**AVAILABLE DATA:**
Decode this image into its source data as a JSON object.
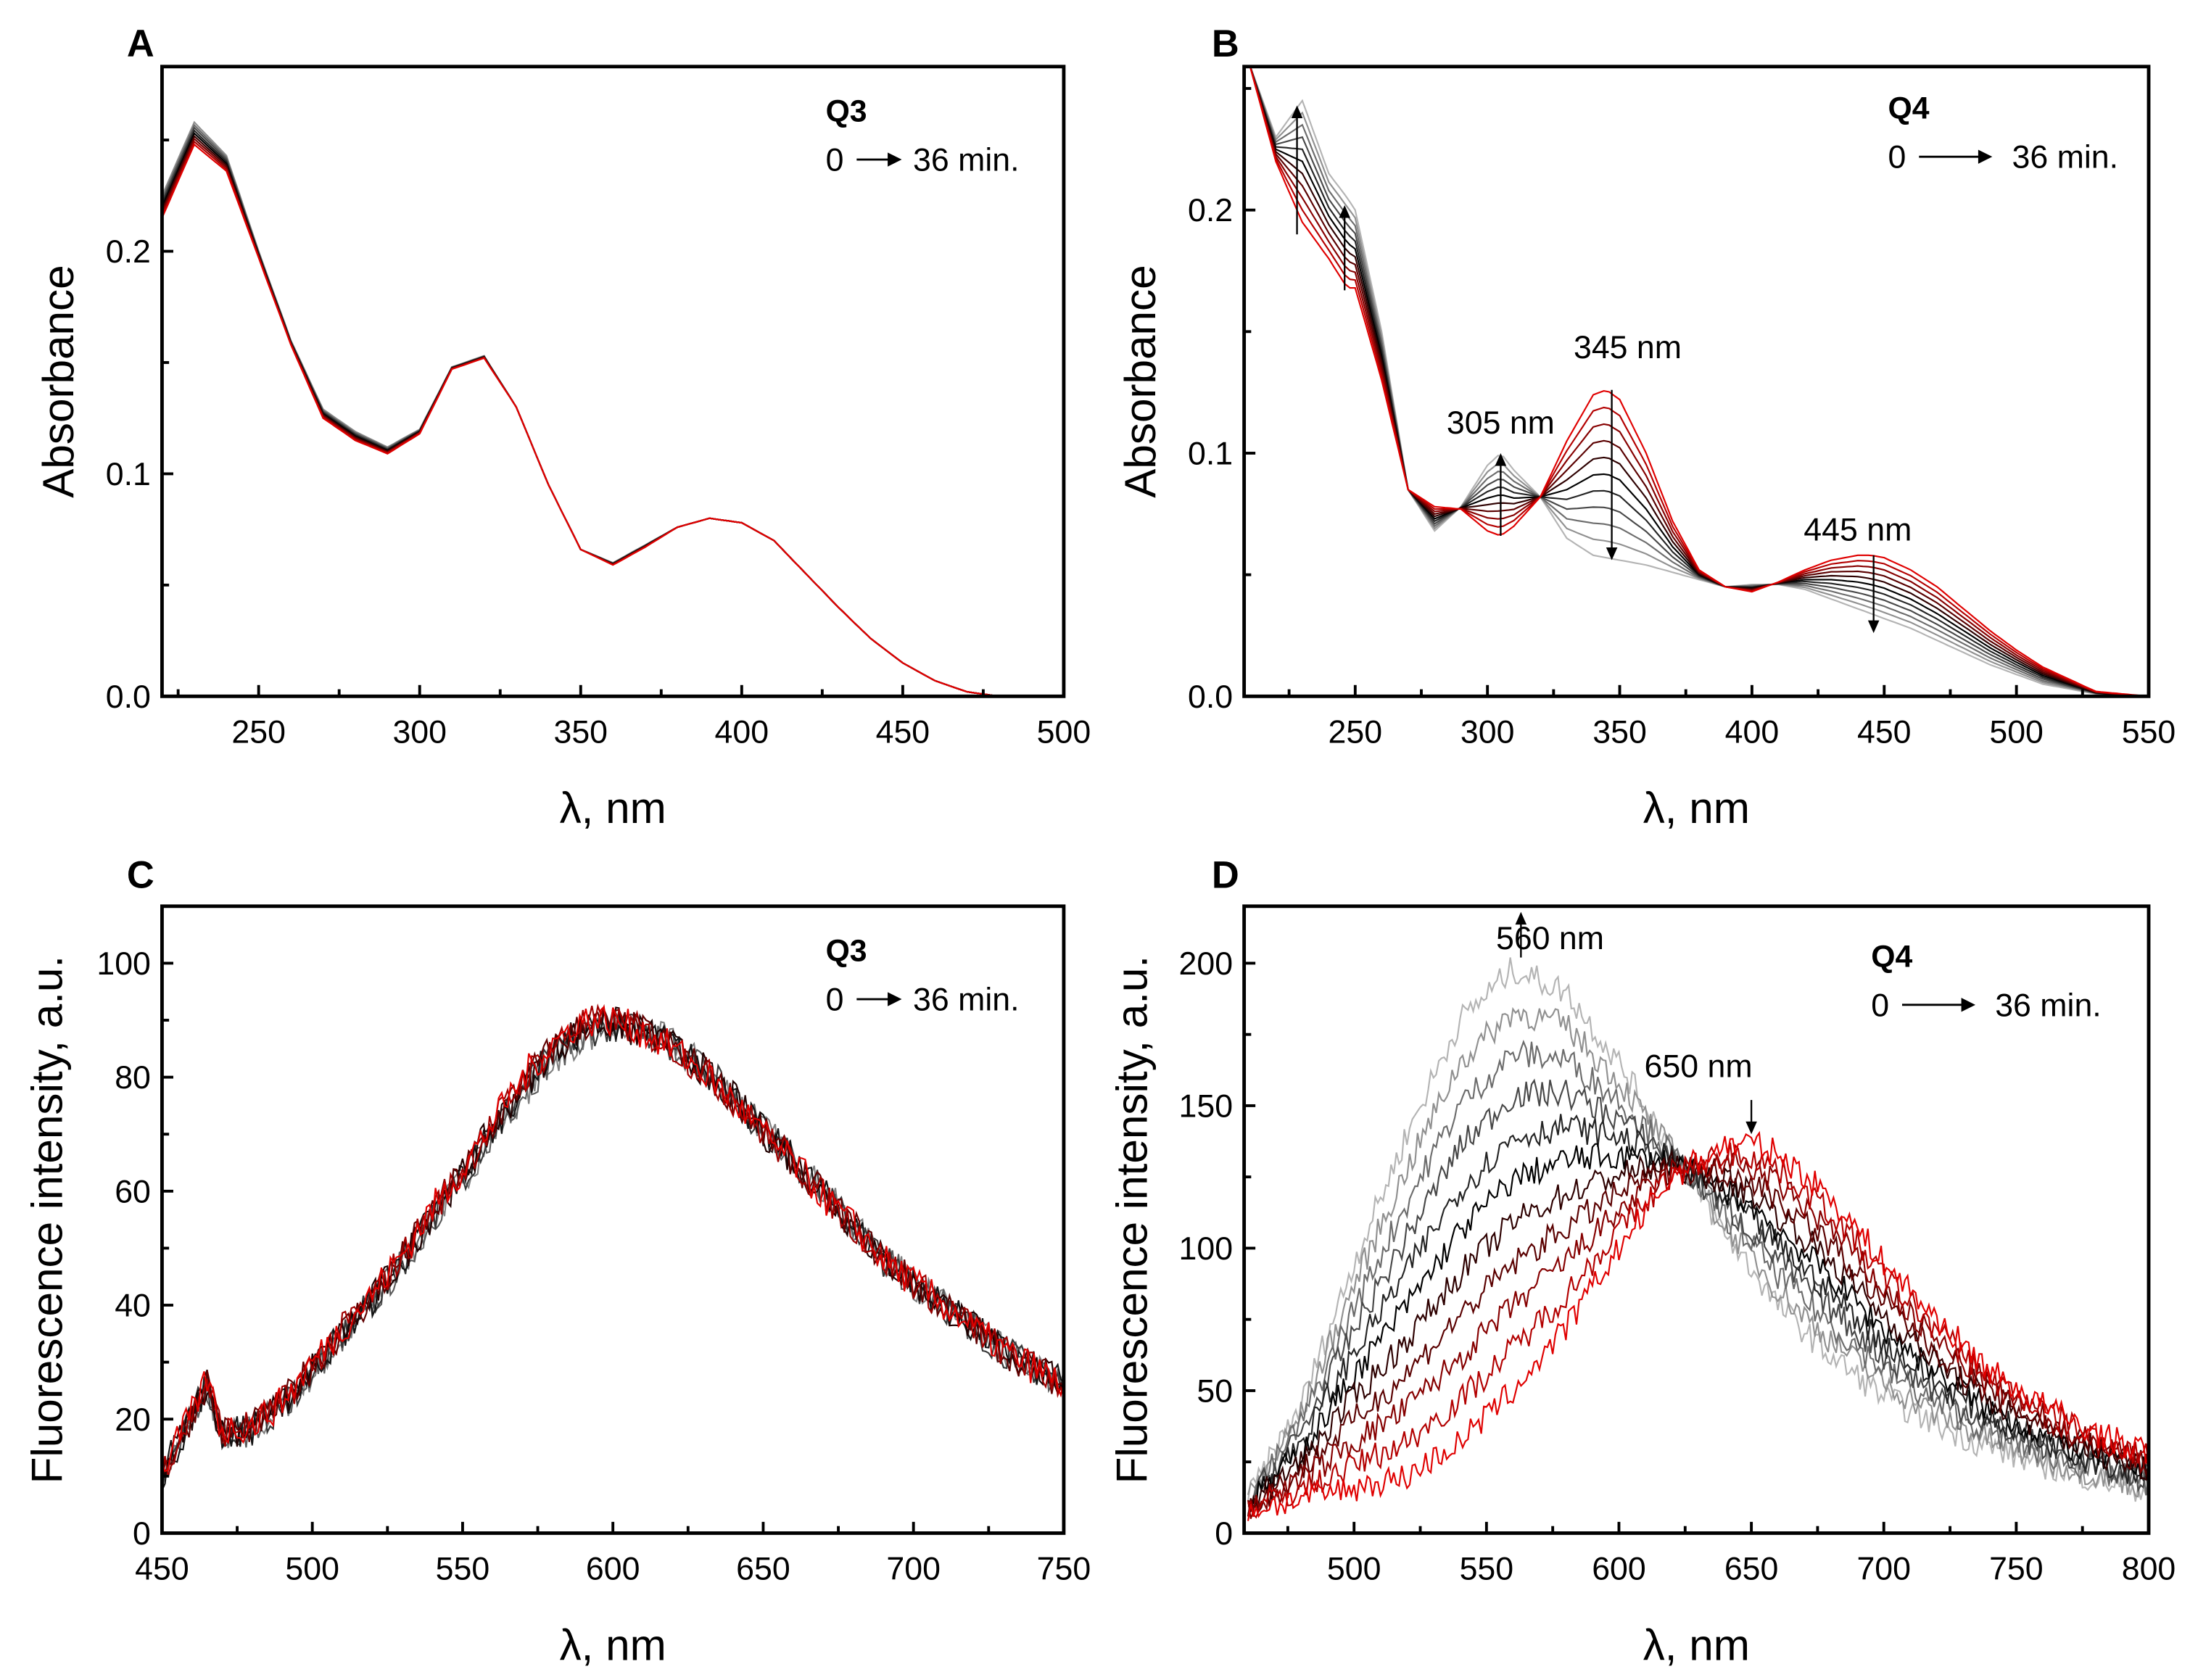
{
  "chart_data": [
    {
      "panel": "A",
      "type": "line",
      "compound": "Q3",
      "time_label": "0",
      "time_label_end": "36 min.",
      "xlabel": "λ, nm",
      "ylabel": "Absorbance",
      "xlim": [
        220,
        500
      ],
      "ylim": [
        0,
        0.283
      ],
      "xticks": [
        250,
        300,
        350,
        400,
        450,
        500
      ],
      "xtick_labels": [
        "250",
        "300",
        "350",
        "400",
        "450",
        "500"
      ],
      "yticks": [
        0,
        0.1,
        0.2
      ],
      "ytick_labels": [
        "0.0",
        "0.1",
        "0.2"
      ],
      "intermediate_curves": 7,
      "noise": 0,
      "x": [
        220,
        230,
        240,
        250,
        260,
        270,
        280,
        290,
        300,
        310,
        320,
        330,
        340,
        350,
        360,
        370,
        380,
        390,
        400,
        410,
        420,
        430,
        440,
        450,
        460,
        470,
        480
      ],
      "series": [
        {
          "name": "0 min",
          "color": "#e00000",
          "values": [
            0.215,
            0.248,
            0.236,
            0.197,
            0.158,
            0.125,
            0.115,
            0.109,
            0.118,
            0.147,
            0.152,
            0.13,
            0.095,
            0.066,
            0.059,
            0.067,
            0.076,
            0.08,
            0.078,
            0.07,
            0.055,
            0.04,
            0.026,
            0.015,
            0.007,
            0.002,
            0.0
          ]
        },
        {
          "name": "36 min",
          "color": "#909090",
          "values": [
            0.225,
            0.258,
            0.243,
            0.2,
            0.16,
            0.129,
            0.119,
            0.112,
            0.12,
            0.148,
            0.153,
            0.13,
            0.095,
            0.066,
            0.06,
            0.068,
            0.076,
            0.08,
            0.078,
            0.07,
            0.055,
            0.04,
            0.026,
            0.015,
            0.007,
            0.002,
            0.0
          ]
        }
      ],
      "annotations": []
    },
    {
      "panel": "B",
      "type": "line",
      "compound": "Q4",
      "time_label": "0",
      "time_label_end": "36 min.",
      "xlabel": "λ, nm",
      "ylabel": "Absorbance",
      "xlim": [
        208,
        550
      ],
      "ylim": [
        0,
        0.259
      ],
      "xticks": [
        250,
        300,
        350,
        400,
        450,
        500,
        550
      ],
      "xtick_labels": [
        "250",
        "300",
        "350",
        "400",
        "450",
        "500",
        "550"
      ],
      "yticks": [
        0,
        0.1,
        0.2
      ],
      "ytick_labels": [
        "0.0",
        "0.1",
        "0.2"
      ],
      "intermediate_curves": 9,
      "noise": 0,
      "x": [
        210,
        220,
        230,
        240,
        247,
        250,
        260,
        270,
        280,
        290,
        300,
        305,
        310,
        320,
        330,
        340,
        345,
        350,
        360,
        370,
        380,
        390,
        400,
        410,
        420,
        430,
        440,
        445,
        450,
        460,
        470,
        480,
        490,
        500,
        510,
        520,
        530,
        540,
        550
      ],
      "series": [
        {
          "name": "0 min",
          "color": "#e00000",
          "values": [
            0.26,
            0.22,
            0.195,
            0.18,
            0.168,
            0.168,
            0.13,
            0.085,
            0.078,
            0.077,
            0.068,
            0.066,
            0.07,
            0.082,
            0.105,
            0.124,
            0.126,
            0.122,
            0.1,
            0.072,
            0.052,
            0.045,
            0.043,
            0.047,
            0.052,
            0.056,
            0.058,
            0.058,
            0.057,
            0.052,
            0.045,
            0.036,
            0.027,
            0.019,
            0.012,
            0.007,
            0.002,
            0.001,
            0.0
          ]
        },
        {
          "name": "36 min",
          "color": "#b4b4b4",
          "values": [
            0.26,
            0.23,
            0.245,
            0.215,
            0.205,
            0.2,
            0.15,
            0.085,
            0.068,
            0.078,
            0.095,
            0.1,
            0.093,
            0.082,
            0.065,
            0.058,
            0.057,
            0.056,
            0.054,
            0.051,
            0.048,
            0.045,
            0.046,
            0.046,
            0.044,
            0.04,
            0.036,
            0.034,
            0.032,
            0.028,
            0.023,
            0.018,
            0.013,
            0.009,
            0.005,
            0.003,
            0.001,
            0.0,
            0.0
          ]
        }
      ],
      "annotations": [
        {
          "text": "305 nm",
          "x": 305,
          "from": 0.066,
          "to": 0.1,
          "label_x": 305,
          "label_y": 0.108
        },
        {
          "text": "345 nm",
          "x": 347,
          "from": 0.126,
          "to": 0.056,
          "label_x": 353,
          "label_y": 0.139
        },
        {
          "text": "445 nm",
          "x": 446,
          "from": 0.058,
          "to": 0.026,
          "label_x": 440,
          "label_y": 0.064
        }
      ],
      "extra_arrows": [
        {
          "x": 228,
          "from": 0.19,
          "to": 0.243
        },
        {
          "x": 246,
          "from": 0.167,
          "to": 0.202
        }
      ]
    },
    {
      "panel": "C",
      "type": "line",
      "compound": "Q3",
      "time_label": "0",
      "time_label_end": "36 min.",
      "xlabel": "λ, nm",
      "ylabel": "Fluorescence intensity, a.u.",
      "xlim": [
        450,
        750
      ],
      "ylim": [
        0,
        110
      ],
      "xticks": [
        450,
        500,
        550,
        600,
        650,
        700,
        750
      ],
      "xtick_labels": [
        "450",
        "500",
        "550",
        "600",
        "650",
        "700",
        "750"
      ],
      "yticks": [
        0,
        20,
        40,
        60,
        80,
        100
      ],
      "ytick_labels": [
        "0",
        "20",
        "40",
        "60",
        "80",
        "100"
      ],
      "intermediate_curves": 6,
      "noise": 3,
      "x": [
        450,
        460,
        465,
        470,
        480,
        490,
        500,
        510,
        520,
        530,
        540,
        550,
        560,
        570,
        580,
        590,
        600,
        610,
        620,
        630,
        640,
        650,
        660,
        670,
        680,
        690,
        700,
        710,
        720,
        730,
        740,
        750
      ],
      "series": [
        {
          "name": "0 min",
          "color": "#e00000",
          "values": [
            11,
            21,
            27,
            18,
            19,
            23,
            30,
            36,
            42,
            49,
            57,
            64,
            72,
            80,
            86,
            90,
            90,
            88,
            85,
            81,
            76,
            70,
            65,
            59,
            54,
            48,
            44,
            40,
            36,
            32,
            29,
            26
          ]
        },
        {
          "name": "36 min",
          "color": "#808080",
          "values": [
            10,
            20,
            26,
            17,
            18,
            22,
            28,
            34,
            40,
            47,
            55,
            62,
            70,
            77,
            83,
            87,
            89,
            88,
            86,
            82,
            77,
            71,
            66,
            60,
            54,
            48,
            44,
            40,
            36,
            32,
            29,
            26
          ]
        }
      ],
      "annotations": []
    },
    {
      "panel": "D",
      "type": "line",
      "compound": "Q4",
      "time_label": "0",
      "time_label_end": "36 min.",
      "xlabel": "λ, nm",
      "ylabel": "Fluorescence intensity, a.u.",
      "xlim": [
        458.5,
        800
      ],
      "ylim": [
        0,
        220
      ],
      "xticks": [
        500,
        550,
        600,
        650,
        700,
        750,
        800
      ],
      "xtick_labels": [
        "500",
        "550",
        "600",
        "650",
        "700",
        "750",
        "800"
      ],
      "yticks": [
        0,
        50,
        100,
        150,
        200
      ],
      "ytick_labels": [
        "0",
        "50",
        "100",
        "150",
        "200"
      ],
      "intermediate_curves": 9,
      "noise": 5,
      "x": [
        460,
        480,
        500,
        520,
        540,
        560,
        580,
        600,
        620,
        640,
        650,
        660,
        680,
        700,
        720,
        740,
        760,
        780,
        800
      ],
      "series": [
        {
          "name": "0 min",
          "color": "#e00000",
          "values": [
            8,
            12,
            16,
            20,
            32,
            50,
            72,
            100,
            125,
            136,
            137,
            133,
            118,
            95,
            75,
            57,
            45,
            35,
            28
          ]
        },
        {
          "name": "36 min",
          "color": "#b4b4b4",
          "values": [
            12,
            45,
            95,
            140,
            180,
            198,
            190,
            165,
            135,
            105,
            93,
            80,
            62,
            48,
            38,
            30,
            24,
            19,
            15
          ]
        }
      ],
      "annotations": [
        {
          "text": "560 nm",
          "x": 563,
          "from": 202,
          "to": 218,
          "label_x": 574,
          "label_y": 205
        },
        {
          "text": "650 nm",
          "x": 650,
          "from": 152,
          "to": 140,
          "label_x": 630,
          "label_y": 160
        }
      ]
    }
  ]
}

**GIVEN PROBLEM:** Look through the data above. Copy every line with the string "text" in it.

**ANSWER FOR THIS EXERCISE:**
          "text": "305 nm",
          "text": "345 nm",
          "text": "445 nm",
          "text": "560 nm",
          "text": "650 nm",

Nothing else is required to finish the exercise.